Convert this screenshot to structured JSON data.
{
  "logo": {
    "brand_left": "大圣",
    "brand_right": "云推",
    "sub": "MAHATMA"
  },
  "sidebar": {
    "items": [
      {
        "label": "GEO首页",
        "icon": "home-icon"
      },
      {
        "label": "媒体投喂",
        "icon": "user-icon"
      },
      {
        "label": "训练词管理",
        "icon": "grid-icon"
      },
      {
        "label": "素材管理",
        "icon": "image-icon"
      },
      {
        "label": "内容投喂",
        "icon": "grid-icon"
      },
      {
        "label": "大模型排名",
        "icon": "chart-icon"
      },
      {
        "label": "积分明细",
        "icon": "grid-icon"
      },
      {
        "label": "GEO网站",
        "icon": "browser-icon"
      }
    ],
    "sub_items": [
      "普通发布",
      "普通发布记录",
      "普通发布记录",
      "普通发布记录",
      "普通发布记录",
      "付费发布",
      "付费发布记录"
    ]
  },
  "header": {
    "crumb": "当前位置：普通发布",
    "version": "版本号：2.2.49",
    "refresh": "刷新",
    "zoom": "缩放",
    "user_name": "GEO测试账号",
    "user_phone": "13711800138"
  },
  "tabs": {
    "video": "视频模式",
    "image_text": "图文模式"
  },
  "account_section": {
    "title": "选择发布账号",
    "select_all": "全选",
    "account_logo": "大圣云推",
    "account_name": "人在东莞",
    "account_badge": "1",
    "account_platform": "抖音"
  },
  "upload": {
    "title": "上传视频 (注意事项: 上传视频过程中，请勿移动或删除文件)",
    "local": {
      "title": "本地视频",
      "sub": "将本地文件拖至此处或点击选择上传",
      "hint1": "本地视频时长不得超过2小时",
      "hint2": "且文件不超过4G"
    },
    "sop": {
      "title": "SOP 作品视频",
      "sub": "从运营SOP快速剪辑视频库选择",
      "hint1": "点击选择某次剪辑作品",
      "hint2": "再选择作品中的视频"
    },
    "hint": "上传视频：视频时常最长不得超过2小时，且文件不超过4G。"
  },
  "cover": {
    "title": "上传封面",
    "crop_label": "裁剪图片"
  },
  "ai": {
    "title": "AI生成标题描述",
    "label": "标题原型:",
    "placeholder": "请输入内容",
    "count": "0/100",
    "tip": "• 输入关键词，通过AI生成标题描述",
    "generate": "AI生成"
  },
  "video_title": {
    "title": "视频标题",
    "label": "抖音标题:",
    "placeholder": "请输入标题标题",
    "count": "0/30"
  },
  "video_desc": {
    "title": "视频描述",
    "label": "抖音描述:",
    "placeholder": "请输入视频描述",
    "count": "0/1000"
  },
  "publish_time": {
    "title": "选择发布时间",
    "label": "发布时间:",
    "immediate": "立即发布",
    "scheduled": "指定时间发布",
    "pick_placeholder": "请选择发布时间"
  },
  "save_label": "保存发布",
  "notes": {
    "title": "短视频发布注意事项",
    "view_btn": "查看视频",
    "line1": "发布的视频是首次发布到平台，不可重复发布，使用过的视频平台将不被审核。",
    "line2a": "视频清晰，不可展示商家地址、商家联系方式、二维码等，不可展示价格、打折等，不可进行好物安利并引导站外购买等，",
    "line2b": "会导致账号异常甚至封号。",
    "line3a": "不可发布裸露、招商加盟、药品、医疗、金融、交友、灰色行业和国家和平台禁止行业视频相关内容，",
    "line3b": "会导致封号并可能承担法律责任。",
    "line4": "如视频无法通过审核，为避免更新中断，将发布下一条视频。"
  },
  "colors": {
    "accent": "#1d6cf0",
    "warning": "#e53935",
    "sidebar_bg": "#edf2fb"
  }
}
• • • • •
## Task objective
Retype all of the material above with every character intact.

## Solution to the exercise
Convert this screenshot to structured JSON data.
{
  "logo": {
    "brand_left": "大圣",
    "brand_right": "云推",
    "sub": "MAHATMA"
  },
  "sidebar": {
    "items": [
      {
        "label": "GEO首页",
        "icon": "home-icon"
      },
      {
        "label": "媒体投喂",
        "icon": "user-icon"
      },
      {
        "label": "训练词管理",
        "icon": "grid-icon"
      },
      {
        "label": "素材管理",
        "icon": "image-icon"
      },
      {
        "label": "内容投喂",
        "icon": "grid-icon"
      },
      {
        "label": "大模型排名",
        "icon": "chart-icon"
      },
      {
        "label": "积分明细",
        "icon": "grid-icon"
      },
      {
        "label": "GEO网站",
        "icon": "browser-icon"
      }
    ],
    "sub_items": [
      "普通发布",
      "普通发布记录",
      "普通发布记录",
      "普通发布记录",
      "普通发布记录",
      "付费发布",
      "付费发布记录"
    ]
  },
  "header": {
    "crumb": "当前位置：普通发布",
    "version": "版本号：2.2.49",
    "refresh": "刷新",
    "zoom": "缩放",
    "user_name": "GEO测试账号",
    "user_phone": "13711800138"
  },
  "tabs": {
    "video": "视频模式",
    "image_text": "图文模式"
  },
  "account_section": {
    "title": "选择发布账号",
    "select_all": "全选",
    "account_logo": "大圣云推",
    "account_name": "人在东莞",
    "account_badge": "1",
    "account_platform": "抖音"
  },
  "upload": {
    "title": "上传视频 (注意事项: 上传视频过程中，请勿移动或删除文件)",
    "local": {
      "title": "本地视频",
      "sub": "将本地文件拖至此处或点击选择上传",
      "hint1": "本地视频时长不得超过2小时",
      "hint2": "且文件不超过4G"
    },
    "sop": {
      "title": "SOP 作品视频",
      "sub": "从运营SOP快速剪辑视频库选择",
      "hint1": "点击选择某次剪辑作品",
      "hint2": "再选择作品中的视频"
    },
    "hint": "上传视频：视频时常最长不得超过2小时，且文件不超过4G。"
  },
  "cover": {
    "title": "上传封面",
    "crop_label": "裁剪图片"
  },
  "ai": {
    "title": "AI生成标题描述",
    "label": "标题原型:",
    "placeholder": "请输入内容",
    "count": "0/100",
    "tip": "• 输入关键词，通过AI生成标题描述",
    "generate": "AI生成"
  },
  "video_title": {
    "title": "视频标题",
    "label": "抖音标题:",
    "placeholder": "请输入标题标题",
    "count": "0/30"
  },
  "video_desc": {
    "title": "视频描述",
    "label": "抖音描述:",
    "placeholder": "请输入视频描述",
    "count": "0/1000"
  },
  "publish_time": {
    "title": "选择发布时间",
    "label": "发布时间:",
    "immediate": "立即发布",
    "scheduled": "指定时间发布",
    "pick_placeholder": "请选择发布时间"
  },
  "save_label": "保存发布",
  "notes": {
    "title": "短视频发布注意事项",
    "view_btn": "查看视频",
    "line1": "发布的视频是首次发布到平台，不可重复发布，使用过的视频平台将不被审核。",
    "line2a": "视频清晰，不可展示商家地址、商家联系方式、二维码等，不可展示价格、打折等，不可进行好物安利并引导站外购买等，",
    "line2b": "会导致账号异常甚至封号。",
    "line3a": "不可发布裸露、招商加盟、药品、医疗、金融、交友、灰色行业和国家和平台禁止行业视频相关内容，",
    "line3b": "会导致封号并可能承担法律责任。",
    "line4": "如视频无法通过审核，为避免更新中断，将发布下一条视频。"
  },
  "colors": {
    "accent": "#1d6cf0",
    "warning": "#e53935",
    "sidebar_bg": "#edf2fb"
  }
}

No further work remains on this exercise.